BEGIN

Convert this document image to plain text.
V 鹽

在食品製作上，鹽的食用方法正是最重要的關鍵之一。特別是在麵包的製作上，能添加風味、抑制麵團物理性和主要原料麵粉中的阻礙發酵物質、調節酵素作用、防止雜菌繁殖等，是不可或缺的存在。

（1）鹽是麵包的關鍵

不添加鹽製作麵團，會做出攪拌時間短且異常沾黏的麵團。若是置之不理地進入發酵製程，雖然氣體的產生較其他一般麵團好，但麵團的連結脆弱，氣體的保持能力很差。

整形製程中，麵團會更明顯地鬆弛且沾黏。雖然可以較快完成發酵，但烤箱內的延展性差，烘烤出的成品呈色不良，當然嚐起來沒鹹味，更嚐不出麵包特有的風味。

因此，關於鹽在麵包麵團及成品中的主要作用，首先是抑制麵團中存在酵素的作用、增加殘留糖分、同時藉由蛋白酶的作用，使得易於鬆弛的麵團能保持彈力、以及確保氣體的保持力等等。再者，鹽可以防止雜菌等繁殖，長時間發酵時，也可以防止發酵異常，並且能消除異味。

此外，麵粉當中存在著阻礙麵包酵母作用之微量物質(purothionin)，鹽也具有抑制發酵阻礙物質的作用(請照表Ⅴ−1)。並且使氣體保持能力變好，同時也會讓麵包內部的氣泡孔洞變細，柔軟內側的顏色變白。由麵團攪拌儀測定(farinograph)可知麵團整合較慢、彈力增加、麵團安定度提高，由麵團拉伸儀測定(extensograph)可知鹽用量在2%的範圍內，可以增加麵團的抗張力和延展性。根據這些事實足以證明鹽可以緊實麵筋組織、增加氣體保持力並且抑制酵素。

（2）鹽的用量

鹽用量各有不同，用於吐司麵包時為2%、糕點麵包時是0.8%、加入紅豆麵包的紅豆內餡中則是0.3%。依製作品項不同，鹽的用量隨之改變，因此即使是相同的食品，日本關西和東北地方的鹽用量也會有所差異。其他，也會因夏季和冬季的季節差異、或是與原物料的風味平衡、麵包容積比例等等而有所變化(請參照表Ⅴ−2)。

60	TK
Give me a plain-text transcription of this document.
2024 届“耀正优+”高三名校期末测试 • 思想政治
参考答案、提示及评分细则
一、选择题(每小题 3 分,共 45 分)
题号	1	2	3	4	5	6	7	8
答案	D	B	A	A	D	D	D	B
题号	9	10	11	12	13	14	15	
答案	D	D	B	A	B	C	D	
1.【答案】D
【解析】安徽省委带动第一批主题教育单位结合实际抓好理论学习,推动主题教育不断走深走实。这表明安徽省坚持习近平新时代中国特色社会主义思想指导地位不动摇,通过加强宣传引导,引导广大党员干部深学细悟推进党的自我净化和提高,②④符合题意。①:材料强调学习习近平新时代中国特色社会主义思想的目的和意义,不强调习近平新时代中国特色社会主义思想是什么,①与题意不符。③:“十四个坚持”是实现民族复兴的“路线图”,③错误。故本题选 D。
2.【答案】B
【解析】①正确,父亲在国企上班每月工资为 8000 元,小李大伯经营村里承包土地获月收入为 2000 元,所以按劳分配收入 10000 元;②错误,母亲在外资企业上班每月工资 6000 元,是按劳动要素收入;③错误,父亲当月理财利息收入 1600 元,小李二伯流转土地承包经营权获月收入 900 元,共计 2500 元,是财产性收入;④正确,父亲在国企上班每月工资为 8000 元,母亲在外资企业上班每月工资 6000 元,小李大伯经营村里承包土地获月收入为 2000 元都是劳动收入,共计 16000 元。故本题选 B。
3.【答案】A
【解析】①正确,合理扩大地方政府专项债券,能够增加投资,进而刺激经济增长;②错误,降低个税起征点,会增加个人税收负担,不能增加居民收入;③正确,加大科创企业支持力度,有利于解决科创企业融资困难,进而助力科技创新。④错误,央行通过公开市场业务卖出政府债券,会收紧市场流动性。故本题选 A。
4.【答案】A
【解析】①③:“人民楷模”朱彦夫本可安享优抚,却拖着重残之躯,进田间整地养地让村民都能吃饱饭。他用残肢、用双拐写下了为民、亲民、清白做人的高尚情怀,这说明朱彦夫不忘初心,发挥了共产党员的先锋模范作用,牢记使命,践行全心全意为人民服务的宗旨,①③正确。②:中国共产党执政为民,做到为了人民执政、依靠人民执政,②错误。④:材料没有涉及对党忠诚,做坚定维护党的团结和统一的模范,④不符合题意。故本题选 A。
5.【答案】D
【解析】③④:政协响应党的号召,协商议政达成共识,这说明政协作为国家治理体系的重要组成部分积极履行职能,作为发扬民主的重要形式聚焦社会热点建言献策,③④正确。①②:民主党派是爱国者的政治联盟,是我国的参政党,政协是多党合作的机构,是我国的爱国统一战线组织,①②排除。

END

**EXERCISE GOAL**
Take the material above and return all of it exactly.

**ANSWER**
Convert this document image to plain text.
V 鹽

在食品製作上，鹽的食用方法正是最重要的關鍵之一。特別是在麵包的製作上，能添加風味、抑制麵團物理性和主要原料麵粉中的阻礙發酵物質、調節酵素作用、防止雜菌繁殖等，是不可或缺的存在。

（1）鹽是麵包的關鍵

不添加鹽製作麵團，會做出攪拌時間短且異常沾黏的麵團。若是置之不理地進入發酵製程，雖然氣體的產生較其他一般麵團好，但麵團的連結脆弱，氣體的保持能力很差。

整形製程中，麵團會更明顯地鬆弛且沾黏。雖然可以較快完成發酵，但烤箱內的延展性差，烘烤出的成品呈色不良，當然嚐起來沒鹹味，更嚐不出麵包特有的風味。

因此，關於鹽在麵包麵團及成品中的主要作用，首先是抑制麵團中存在酵素的作用、增加殘留糖分、同時藉由蛋白酶的作用，使得易於鬆弛的麵團能保持彈力、以及確保氣體的保持力等等。再者，鹽可以防止雜菌等繁殖，長時間發酵時，也可以防止發酵異常，並且能消除異味。

此外，麵粉當中存在著阻礙麵包酵母作用之微量物質(purothionin)，鹽也具有抑制發酵阻礙物質的作用(請照表Ⅴ−1)。並且使氣體保持能力變好，同時也會讓麵包內部的氣泡孔洞變細，柔軟內側的顏色變白。由麵團攪拌儀測定(farinograph)可知麵團整合較慢、彈力增加、麵團安定度提高，由麵團拉伸儀測定(extensograph)可知鹽用量在2%的範圍內，可以增加麵團的抗張力和延展性。根據這些事實足以證明鹽可以緊實麵筋組織、增加氣體保持力並且抑制酵素。

（2）鹽的用量

鹽用量各有不同，用於吐司麵包時為2%、糕點麵包時是0.8%、加入紅豆麵包的紅豆內餡中則是0.3%。依製作品項不同，鹽的用量隨之改變，因此即使是相同的食品，日本關西和東北地方的鹽用量也會有所差異。其他，也會因夏季和冬季的季節差異、或是與原物料的風味平衡、麵包容積比例等等而有所變化(請參照表Ⅴ−2)。

60	TK
Give me a plain-text transcription of this document.
2024 届“耀正优+”高三名校期末测试 • 思想政治
参考答案、提示及评分细则
一、选择题(每小题 3 分,共 45 分)
题号	1	2	3	4	5	6	7	8
答案	D	B	A	A	D	D	D	B
题号	9	10	11	12	13	14	15	
答案	D	D	B	A	B	C	D	
1.【答案】D
【解析】安徽省委带动第一批主题教育单位结合实际抓好理论学习,推动主题教育不断走深走实。这表明安徽省坚持习近平新时代中国特色社会主义思想指导地位不动摇,通过加强宣传引导,引导广大党员干部深学细悟推进党的自我净化和提高,②④符合题意。①:材料强调学习习近平新时代中国特色社会主义思想的目的和意义,不强调习近平新时代中国特色社会主义思想是什么,①与题意不符。③:“十四个坚持”是实现民族复兴的“路线图”,③错误。故本题选 D。
2.【答案】B
【解析】①正确,父亲在国企上班每月工资为 8000 元,小李大伯经营村里承包土地获月收入为 2000 元,所以按劳分配收入 10000 元;②错误,母亲在外资企业上班每月工资 6000 元,是按劳动要素收入;③错误,父亲当月理财利息收入 1600 元,小李二伯流转土地承包经营权获月收入 900 元,共计 2500 元,是财产性收入;④正确,父亲在国企上班每月工资为 8000 元,母亲在外资企业上班每月工资 6000 元,小李大伯经营村里承包土地获月收入为 2000 元都是劳动收入,共计 16000 元。故本题选 B。
3.【答案】A
【解析】①正确,合理扩大地方政府专项债券,能够增加投资,进而刺激经济增长;②错误,降低个税起征点,会增加个人税收负担,不能增加居民收入;③正确,加大科创企业支持力度,有利于解决科创企业融资困难,进而助力科技创新。④错误,央行通过公开市场业务卖出政府债券,会收紧市场流动性。故本题选 A。
4.【答案】A
【解析】①③:“人民楷模”朱彦夫本可安享优抚,却拖着重残之躯,进田间整地养地让村民都能吃饱饭。他用残肢、用双拐写下了为民、亲民、清白做人的高尚情怀,这说明朱彦夫不忘初心,发挥了共产党员的先锋模范作用,牢记使命,践行全心全意为人民服务的宗旨,①③正确。②:中国共产党执政为民,做到为了人民执政、依靠人民执政,②错误。④:材料没有涉及对党忠诚,做坚定维护党的团结和统一的模范,④不符合题意。故本题选 A。
5.【答案】D
【解析】③④:政协响应党的号召,协商议政达成共识,这说明政协作为国家治理体系的重要组成部分积极履行职能,作为发扬民主的重要形式聚焦社会热点建言献策,③④正确。①②:民主党派是爱国者的政治联盟,是我国的参政党,政协是多党合作的机构,是我国的爱国统一战线组织,①②排除。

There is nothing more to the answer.